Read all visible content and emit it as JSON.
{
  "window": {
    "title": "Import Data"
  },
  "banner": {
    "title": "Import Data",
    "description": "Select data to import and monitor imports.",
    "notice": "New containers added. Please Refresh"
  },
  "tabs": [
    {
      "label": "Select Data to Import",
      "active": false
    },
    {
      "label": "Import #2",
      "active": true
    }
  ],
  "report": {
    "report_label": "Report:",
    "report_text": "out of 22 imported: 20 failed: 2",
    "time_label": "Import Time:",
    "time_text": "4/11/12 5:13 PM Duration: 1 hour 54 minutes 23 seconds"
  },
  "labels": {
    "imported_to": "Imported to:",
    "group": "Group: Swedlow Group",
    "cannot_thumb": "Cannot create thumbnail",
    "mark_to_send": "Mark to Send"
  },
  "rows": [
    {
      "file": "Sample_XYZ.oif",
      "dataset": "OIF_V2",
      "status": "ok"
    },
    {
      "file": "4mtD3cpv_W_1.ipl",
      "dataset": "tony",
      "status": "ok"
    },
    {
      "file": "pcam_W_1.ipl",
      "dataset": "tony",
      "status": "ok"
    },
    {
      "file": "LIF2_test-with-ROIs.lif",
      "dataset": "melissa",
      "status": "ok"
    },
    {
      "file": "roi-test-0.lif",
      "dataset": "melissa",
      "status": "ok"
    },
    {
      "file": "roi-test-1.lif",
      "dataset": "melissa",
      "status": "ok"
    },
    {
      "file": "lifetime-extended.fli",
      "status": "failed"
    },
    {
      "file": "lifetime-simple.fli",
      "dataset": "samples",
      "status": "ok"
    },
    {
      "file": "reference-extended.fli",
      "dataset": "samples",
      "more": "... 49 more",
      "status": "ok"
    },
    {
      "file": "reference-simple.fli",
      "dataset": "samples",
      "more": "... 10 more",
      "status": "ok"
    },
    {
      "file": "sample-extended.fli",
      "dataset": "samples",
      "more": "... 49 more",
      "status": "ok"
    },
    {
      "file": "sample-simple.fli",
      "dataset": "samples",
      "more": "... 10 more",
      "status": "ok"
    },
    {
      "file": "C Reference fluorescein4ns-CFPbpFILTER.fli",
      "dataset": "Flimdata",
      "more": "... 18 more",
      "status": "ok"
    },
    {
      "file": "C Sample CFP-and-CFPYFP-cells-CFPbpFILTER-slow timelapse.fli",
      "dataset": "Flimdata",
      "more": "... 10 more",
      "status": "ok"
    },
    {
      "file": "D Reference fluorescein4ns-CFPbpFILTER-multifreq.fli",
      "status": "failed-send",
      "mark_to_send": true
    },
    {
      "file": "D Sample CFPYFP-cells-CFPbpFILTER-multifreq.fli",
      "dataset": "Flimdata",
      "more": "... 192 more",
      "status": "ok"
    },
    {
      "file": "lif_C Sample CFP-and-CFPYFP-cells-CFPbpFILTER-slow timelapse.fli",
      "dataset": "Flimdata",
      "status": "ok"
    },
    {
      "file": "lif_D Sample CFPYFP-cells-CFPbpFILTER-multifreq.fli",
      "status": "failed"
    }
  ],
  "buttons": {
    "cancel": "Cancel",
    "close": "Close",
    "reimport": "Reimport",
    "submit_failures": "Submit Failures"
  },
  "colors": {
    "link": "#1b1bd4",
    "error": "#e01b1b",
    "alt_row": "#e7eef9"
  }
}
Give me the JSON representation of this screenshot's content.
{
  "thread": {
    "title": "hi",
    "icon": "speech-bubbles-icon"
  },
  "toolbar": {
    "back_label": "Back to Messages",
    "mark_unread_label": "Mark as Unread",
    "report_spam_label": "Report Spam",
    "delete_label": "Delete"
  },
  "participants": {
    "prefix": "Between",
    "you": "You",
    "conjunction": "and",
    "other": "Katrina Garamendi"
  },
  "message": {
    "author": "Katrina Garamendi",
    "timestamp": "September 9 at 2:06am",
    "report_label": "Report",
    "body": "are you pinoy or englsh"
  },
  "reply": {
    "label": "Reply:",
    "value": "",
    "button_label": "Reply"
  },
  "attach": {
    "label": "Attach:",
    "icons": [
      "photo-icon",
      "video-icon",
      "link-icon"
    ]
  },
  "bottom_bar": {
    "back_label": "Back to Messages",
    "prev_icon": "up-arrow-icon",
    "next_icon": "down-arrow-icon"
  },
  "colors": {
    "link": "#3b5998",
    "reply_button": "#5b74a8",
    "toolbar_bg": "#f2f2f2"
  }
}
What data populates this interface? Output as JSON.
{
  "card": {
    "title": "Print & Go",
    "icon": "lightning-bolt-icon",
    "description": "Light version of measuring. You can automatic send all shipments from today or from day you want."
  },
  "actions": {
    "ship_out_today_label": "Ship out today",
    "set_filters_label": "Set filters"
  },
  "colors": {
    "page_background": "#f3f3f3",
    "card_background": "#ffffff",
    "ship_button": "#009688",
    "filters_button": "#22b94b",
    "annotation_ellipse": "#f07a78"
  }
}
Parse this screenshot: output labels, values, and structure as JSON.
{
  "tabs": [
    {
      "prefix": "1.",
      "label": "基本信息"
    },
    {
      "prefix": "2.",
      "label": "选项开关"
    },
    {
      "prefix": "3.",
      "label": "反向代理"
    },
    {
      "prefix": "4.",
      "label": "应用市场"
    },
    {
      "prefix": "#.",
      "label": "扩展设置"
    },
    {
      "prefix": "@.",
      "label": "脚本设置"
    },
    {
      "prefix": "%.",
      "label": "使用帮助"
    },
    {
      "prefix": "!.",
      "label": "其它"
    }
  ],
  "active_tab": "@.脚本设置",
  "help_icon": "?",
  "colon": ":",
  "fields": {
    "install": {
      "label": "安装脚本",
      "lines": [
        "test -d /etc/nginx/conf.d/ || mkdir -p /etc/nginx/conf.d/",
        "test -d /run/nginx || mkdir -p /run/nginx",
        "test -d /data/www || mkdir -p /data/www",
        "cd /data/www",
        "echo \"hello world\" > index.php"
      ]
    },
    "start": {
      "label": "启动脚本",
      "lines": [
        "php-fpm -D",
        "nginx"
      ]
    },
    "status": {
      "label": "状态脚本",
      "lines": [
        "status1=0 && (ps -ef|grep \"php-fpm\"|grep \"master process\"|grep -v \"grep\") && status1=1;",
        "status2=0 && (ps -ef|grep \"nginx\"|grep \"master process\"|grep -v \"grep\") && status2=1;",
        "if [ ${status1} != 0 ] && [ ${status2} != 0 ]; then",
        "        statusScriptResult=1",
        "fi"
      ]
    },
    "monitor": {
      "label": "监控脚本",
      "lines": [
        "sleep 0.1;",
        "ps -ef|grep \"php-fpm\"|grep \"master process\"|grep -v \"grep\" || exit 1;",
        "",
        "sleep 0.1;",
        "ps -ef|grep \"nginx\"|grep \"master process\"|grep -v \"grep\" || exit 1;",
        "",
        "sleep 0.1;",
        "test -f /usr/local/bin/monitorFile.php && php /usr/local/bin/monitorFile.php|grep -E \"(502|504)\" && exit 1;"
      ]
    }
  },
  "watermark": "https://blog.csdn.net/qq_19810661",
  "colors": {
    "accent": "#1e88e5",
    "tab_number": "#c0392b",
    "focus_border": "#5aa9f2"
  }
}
★ ★ ★
◆ WORK TO COMPLETE
Output every line above without altering anything.

◆ EXERCISE RESULT
Read all visible content and emit it as JSON.
{
  "window": {
    "title": "Import Data"
  },
  "banner": {
    "title": "Import Data",
    "description": "Select data to import and monitor imports.",
    "notice": "New containers added. Please Refresh"
  },
  "tabs": [
    {
      "label": "Select Data to Import",
      "active": false
    },
    {
      "label": "Import #2",
      "active": true
    }
  ],
  "report": {
    "report_label": "Report:",
    "report_text": "out of 22 imported: 20 failed: 2",
    "time_label": "Import Time:",
    "time_text": "4/11/12 5:13 PM Duration: 1 hour 54 minutes 23 seconds"
  },
  "labels": {
    "imported_to": "Imported to:",
    "group": "Group: Swedlow Group",
    "cannot_thumb": "Cannot create thumbnail",
    "mark_to_send": "Mark to Send"
  },
  "rows": [
    {
      "file": "Sample_XYZ.oif",
      "dataset": "OIF_V2",
      "status": "ok"
    },
    {
      "file": "4mtD3cpv_W_1.ipl",
      "dataset": "tony",
      "status": "ok"
    },
    {
      "file": "pcam_W_1.ipl",
      "dataset": "tony",
      "status": "ok"
    },
    {
      "file": "LIF2_test-with-ROIs.lif",
      "dataset": "melissa",
      "status": "ok"
    },
    {
      "file": "roi-test-0.lif",
      "dataset": "melissa",
      "status": "ok"
    },
    {
      "file": "roi-test-1.lif",
      "dataset": "melissa",
      "status": "ok"
    },
    {
      "file": "lifetime-extended.fli",
      "status": "failed"
    },
    {
      "file": "lifetime-simple.fli",
      "dataset": "samples",
      "status": "ok"
    },
    {
      "file": "reference-extended.fli",
      "dataset": "samples",
      "more": "... 49 more",
      "status": "ok"
    },
    {
      "file": "reference-simple.fli",
      "dataset": "samples",
      "more": "... 10 more",
      "status": "ok"
    },
    {
      "file": "sample-extended.fli",
      "dataset": "samples",
      "more": "... 49 more",
      "status": "ok"
    },
    {
      "file": "sample-simple.fli",
      "dataset": "samples",
      "more": "... 10 more",
      "status": "ok"
    },
    {
      "file": "C Reference fluorescein4ns-CFPbpFILTER.fli",
      "dataset": "Flimdata",
      "more": "... 18 more",
      "status": "ok"
    },
    {
      "file": "C Sample CFP-and-CFPYFP-cells-CFPbpFILTER-slow timelapse.fli",
      "dataset": "Flimdata",
      "more": "... 10 more",
      "status": "ok"
    },
    {
      "file": "D Reference fluorescein4ns-CFPbpFILTER-multifreq.fli",
      "status": "failed-send",
      "mark_to_send": true
    },
    {
      "file": "D Sample CFPYFP-cells-CFPbpFILTER-multifreq.fli",
      "dataset": "Flimdata",
      "more": "... 192 more",
      "status": "ok"
    },
    {
      "file": "lif_C Sample CFP-and-CFPYFP-cells-CFPbpFILTER-slow timelapse.fli",
      "dataset": "Flimdata",
      "status": "ok"
    },
    {
      "file": "lif_D Sample CFPYFP-cells-CFPbpFILTER-multifreq.fli",
      "status": "failed"
    }
  ],
  "buttons": {
    "cancel": "Cancel",
    "close": "Close",
    "reimport": "Reimport",
    "submit_failures": "Submit Failures"
  },
  "colors": {
    "link": "#1b1bd4",
    "error": "#e01b1b",
    "alt_row": "#e7eef9"
  }
}
Give me the JSON representation of this screenshot's content.
{
  "thread": {
    "title": "hi",
    "icon": "speech-bubbles-icon"
  },
  "toolbar": {
    "back_label": "Back to Messages",
    "mark_unread_label": "Mark as Unread",
    "report_spam_label": "Report Spam",
    "delete_label": "Delete"
  },
  "participants": {
    "prefix": "Between",
    "you": "You",
    "conjunction": "and",
    "other": "Katrina Garamendi"
  },
  "message": {
    "author": "Katrina Garamendi",
    "timestamp": "September 9 at 2:06am",
    "report_label": "Report",
    "body": "are you pinoy or englsh"
  },
  "reply": {
    "label": "Reply:",
    "value": "",
    "button_label": "Reply"
  },
  "attach": {
    "label": "Attach:",
    "icons": [
      "photo-icon",
      "video-icon",
      "link-icon"
    ]
  },
  "bottom_bar": {
    "back_label": "Back to Messages",
    "prev_icon": "up-arrow-icon",
    "next_icon": "down-arrow-icon"
  },
  "colors": {
    "link": "#3b5998",
    "reply_button": "#5b74a8",
    "toolbar_bg": "#f2f2f2"
  }
}
What data populates this interface? Output as JSON.
{
  "card": {
    "title": "Print & Go",
    "icon": "lightning-bolt-icon",
    "description": "Light version of measuring. You can automatic send all shipments from today or from day you want."
  },
  "actions": {
    "ship_out_today_label": "Ship out today",
    "set_filters_label": "Set filters"
  },
  "colors": {
    "page_background": "#f3f3f3",
    "card_background": "#ffffff",
    "ship_button": "#009688",
    "filters_button": "#22b94b",
    "annotation_ellipse": "#f07a78"
  }
}
Parse this screenshot: output labels, values, and structure as JSON.
{
  "tabs": [
    {
      "prefix": "1.",
      "label": "基本信息"
    },
    {
      "prefix": "2.",
      "label": "选项开关"
    },
    {
      "prefix": "3.",
      "label": "反向代理"
    },
    {
      "prefix": "4.",
      "label": "应用市场"
    },
    {
      "prefix": "#.",
      "label": "扩展设置"
    },
    {
      "prefix": "@.",
      "label": "脚本设置"
    },
    {
      "prefix": "%.",
      "label": "使用帮助"
    },
    {
      "prefix": "!.",
      "label": "其它"
    }
  ],
  "active_tab": "@.脚本设置",
  "help_icon": "?",
  "colon": ":",
  "fields": {
    "install": {
      "label": "安装脚本",
      "lines": [
        "test -d /etc/nginx/conf.d/ || mkdir -p /etc/nginx/conf.d/",
        "test -d /run/nginx || mkdir -p /run/nginx",
        "test -d /data/www || mkdir -p /data/www",
        "cd /data/www",
        "echo \"hello world\" > index.php"
      ]
    },
    "start": {
      "label": "启动脚本",
      "lines": [
        "php-fpm -D",
        "nginx"
      ]
    },
    "status": {
      "label": "状态脚本",
      "lines": [
        "status1=0 && (ps -ef|grep \"php-fpm\"|grep \"master process\"|grep -v \"grep\") && status1=1;",
        "status2=0 && (ps -ef|grep \"nginx\"|grep \"master process\"|grep -v \"grep\") && status2=1;",
        "if [ ${status1} != 0 ] && [ ${status2} != 0 ]; then",
        "        statusScriptResult=1",
        "fi"
      ]
    },
    "monitor": {
      "label": "监控脚本",
      "lines": [
        "sleep 0.1;",
        "ps -ef|grep \"php-fpm\"|grep \"master process\"|grep -v \"grep\" || exit 1;",
        "",
        "sleep 0.1;",
        "ps -ef|grep \"nginx\"|grep \"master process\"|grep -v \"grep\" || exit 1;",
        "",
        "sleep 0.1;",
        "test -f /usr/local/bin/monitorFile.php && php /usr/local/bin/monitorFile.php|grep -E \"(502|504)\" && exit 1;"
      ]
    }
  },
  "watermark": "https://blog.csdn.net/qq_19810661",
  "colors": {
    "accent": "#1e88e5",
    "tab_number": "#c0392b",
    "focus_border": "#5aa9f2"
  }
}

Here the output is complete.